[Start SELECTION]

Brindavana is a 2013 Indian Kannada romantic comedy film starring Darshan, Karthika Nair (in her first and only Kannada film to date) and Milana Nagaraj and also featuring Saikumar and Sampath Raj. A remake of the 2010 Telugu film Brindavanam, it was directed by K Madesh and produced by Suresh Gowda for Sri Seethabaireshwara Productions. The soundtrack was composed by V. Harikrishna and the cinematography was by Ramesh Babu.

The film was later dubbed into Hindi as Ghayal: The Power Man by Sumeet Arts in 2014.

Plot 
The main story of the film is about two step brothers, played by Saikumar and Sampath Raj. They are rival big shots in their village. Karthika Nair and Milana Nagaraj play cousins of theirs. Karthika Nair stays in the village, but Milana Nagaraj relocates for her studies to the city where Darshan lives. The two meet when he helps her, become friends, and eventually fall in love.

Meanwhile, Karthika Nair's marriage is arranged with some goonda whom she does not want to marry. She asks Milana Nagaraj to help her; she in turn asks Darshan to help. He goes to the village intending to prevent the marriage using tricks. He ends up solving many problems in the village and finally putting an end to the rivalry between Saikumar and Sampath Raj, leading to a happy ending.

[End SELECTION]
[Start INFORMATION PROVIDED]

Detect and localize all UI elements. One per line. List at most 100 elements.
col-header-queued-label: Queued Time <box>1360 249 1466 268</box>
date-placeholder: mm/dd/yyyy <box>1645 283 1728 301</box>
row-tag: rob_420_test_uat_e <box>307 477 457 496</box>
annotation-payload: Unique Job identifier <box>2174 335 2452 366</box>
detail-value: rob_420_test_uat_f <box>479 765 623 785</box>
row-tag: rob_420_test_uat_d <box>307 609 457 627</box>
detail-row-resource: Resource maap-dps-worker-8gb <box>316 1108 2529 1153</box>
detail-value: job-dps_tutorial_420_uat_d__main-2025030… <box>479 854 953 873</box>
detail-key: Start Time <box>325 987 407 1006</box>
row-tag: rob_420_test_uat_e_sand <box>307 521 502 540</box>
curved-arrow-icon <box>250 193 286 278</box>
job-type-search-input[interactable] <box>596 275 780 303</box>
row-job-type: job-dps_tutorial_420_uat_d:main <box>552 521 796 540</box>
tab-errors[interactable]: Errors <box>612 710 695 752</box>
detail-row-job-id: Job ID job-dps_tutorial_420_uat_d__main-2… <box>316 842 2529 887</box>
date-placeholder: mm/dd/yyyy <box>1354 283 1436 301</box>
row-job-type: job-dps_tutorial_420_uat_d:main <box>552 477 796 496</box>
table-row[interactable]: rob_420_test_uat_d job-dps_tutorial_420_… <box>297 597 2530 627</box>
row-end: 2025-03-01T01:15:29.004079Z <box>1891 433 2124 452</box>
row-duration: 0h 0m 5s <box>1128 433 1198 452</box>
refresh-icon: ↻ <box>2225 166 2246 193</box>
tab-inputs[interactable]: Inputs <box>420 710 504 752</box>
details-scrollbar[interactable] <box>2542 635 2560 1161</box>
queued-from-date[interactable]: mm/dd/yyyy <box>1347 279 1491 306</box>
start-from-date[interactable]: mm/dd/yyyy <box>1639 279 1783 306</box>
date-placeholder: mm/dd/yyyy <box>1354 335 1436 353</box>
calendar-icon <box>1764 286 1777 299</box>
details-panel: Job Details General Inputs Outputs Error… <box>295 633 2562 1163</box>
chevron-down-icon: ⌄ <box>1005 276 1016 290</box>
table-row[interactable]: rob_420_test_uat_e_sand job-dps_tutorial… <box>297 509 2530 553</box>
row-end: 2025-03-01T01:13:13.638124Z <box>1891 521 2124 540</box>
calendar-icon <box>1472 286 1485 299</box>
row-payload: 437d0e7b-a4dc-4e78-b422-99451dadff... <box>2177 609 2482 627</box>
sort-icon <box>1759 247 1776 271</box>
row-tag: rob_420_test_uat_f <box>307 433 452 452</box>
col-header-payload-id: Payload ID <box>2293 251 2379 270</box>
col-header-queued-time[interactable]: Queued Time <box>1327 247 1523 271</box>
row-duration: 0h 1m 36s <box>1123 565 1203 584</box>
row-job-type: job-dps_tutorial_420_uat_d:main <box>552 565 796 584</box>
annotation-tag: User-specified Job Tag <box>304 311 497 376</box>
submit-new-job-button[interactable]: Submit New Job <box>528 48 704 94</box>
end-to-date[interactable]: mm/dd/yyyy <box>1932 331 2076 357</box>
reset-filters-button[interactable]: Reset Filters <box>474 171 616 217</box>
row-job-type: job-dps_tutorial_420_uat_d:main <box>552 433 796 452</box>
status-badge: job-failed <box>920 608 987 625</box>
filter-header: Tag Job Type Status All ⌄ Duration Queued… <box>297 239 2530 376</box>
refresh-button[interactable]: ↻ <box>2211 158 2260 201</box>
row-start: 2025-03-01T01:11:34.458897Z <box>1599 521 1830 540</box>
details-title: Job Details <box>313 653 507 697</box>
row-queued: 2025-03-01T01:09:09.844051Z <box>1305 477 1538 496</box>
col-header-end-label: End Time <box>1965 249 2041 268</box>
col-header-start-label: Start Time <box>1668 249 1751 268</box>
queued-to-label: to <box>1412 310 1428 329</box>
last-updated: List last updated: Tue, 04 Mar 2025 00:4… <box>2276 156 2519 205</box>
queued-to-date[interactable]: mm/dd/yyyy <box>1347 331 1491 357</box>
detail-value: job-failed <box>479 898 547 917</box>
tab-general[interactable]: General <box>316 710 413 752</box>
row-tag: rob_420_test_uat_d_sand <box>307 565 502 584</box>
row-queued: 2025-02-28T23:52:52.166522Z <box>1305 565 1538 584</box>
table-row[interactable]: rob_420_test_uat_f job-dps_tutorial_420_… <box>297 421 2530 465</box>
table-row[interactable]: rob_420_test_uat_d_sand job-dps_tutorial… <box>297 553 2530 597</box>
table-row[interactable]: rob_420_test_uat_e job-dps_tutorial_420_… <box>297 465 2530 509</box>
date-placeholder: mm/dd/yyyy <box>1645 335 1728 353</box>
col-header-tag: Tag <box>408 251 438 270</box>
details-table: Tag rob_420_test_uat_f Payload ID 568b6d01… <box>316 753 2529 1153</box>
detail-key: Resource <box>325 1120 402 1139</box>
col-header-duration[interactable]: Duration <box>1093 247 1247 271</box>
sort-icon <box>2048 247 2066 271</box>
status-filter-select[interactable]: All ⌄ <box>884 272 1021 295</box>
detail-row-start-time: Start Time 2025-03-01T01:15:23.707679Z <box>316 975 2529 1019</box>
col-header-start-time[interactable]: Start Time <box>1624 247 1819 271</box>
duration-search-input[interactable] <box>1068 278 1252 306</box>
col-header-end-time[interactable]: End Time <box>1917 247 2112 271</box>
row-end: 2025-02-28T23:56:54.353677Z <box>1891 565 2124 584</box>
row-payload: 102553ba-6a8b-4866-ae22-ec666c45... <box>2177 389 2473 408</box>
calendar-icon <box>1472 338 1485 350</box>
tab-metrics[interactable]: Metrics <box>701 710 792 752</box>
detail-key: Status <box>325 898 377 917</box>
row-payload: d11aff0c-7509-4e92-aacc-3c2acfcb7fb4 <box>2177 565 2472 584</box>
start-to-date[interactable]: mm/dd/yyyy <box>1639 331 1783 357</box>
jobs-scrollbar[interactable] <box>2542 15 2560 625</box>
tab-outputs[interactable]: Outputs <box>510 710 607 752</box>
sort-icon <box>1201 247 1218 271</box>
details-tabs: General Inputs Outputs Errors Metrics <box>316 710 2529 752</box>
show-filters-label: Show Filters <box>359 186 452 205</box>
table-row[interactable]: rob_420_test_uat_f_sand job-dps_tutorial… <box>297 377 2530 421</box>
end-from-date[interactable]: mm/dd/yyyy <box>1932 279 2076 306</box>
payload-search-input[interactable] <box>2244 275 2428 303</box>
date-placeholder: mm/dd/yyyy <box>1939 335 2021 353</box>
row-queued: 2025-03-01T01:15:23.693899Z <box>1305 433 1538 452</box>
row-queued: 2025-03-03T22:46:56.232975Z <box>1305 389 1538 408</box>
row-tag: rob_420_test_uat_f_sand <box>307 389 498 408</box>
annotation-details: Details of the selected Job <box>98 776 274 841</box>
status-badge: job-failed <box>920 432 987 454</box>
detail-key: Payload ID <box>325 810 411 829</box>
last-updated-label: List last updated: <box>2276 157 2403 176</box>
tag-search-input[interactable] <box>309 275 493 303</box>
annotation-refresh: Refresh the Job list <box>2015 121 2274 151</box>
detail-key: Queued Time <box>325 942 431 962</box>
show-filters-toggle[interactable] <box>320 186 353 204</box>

[End INFORMATION PROVIDED]

EXERCISE INSTRUCTIONS:
[a] Please reproduce the stretch of the Brindavana film summary from "Brindavana is a" through "Arts in 2014.".
[b] Rename "date-placeholder" to "date-hint" in the stretch of the records from their start through the line containing "detail-value: rob_420_test_uat_f <box>479", and return only those lines with nothing else changed.

SOLUTIONS TO EACH TASK:
[a]
Brindavana is a 2013 Indian Kannada romantic comedy film starring Darshan, Karthika Nair (in her first and only Kannada film to date) and Milana Nagaraj and also featuring Saikumar and Sampath Raj. A remake of the 2010 Telugu film Brindavanam, it was directed by K Madesh and produced by Suresh Gowda for Sri Seethabaireshwara Productions. The soundtrack was composed by V. Harikrishna and the cinematography was by Ramesh Babu.

The film was later dubbed into Hindi as Ghayal: The Power Man by Sumeet Arts in 2014.

[b]
Detect and localize all UI elements. One per line. List at most 100 elements.
col-header-queued-label: Queued Time <box>1360 249 1466 268</box>
date-hint: mm/dd/yyyy <box>1645 283 1728 301</box>
row-tag: rob_420_test_uat_e <box>307 477 457 496</box>
annotation-payload: Unique Job identifier <box>2174 335 2452 366</box>
detail-value: rob_420_test_uat_f <box>479 765 623 785</box>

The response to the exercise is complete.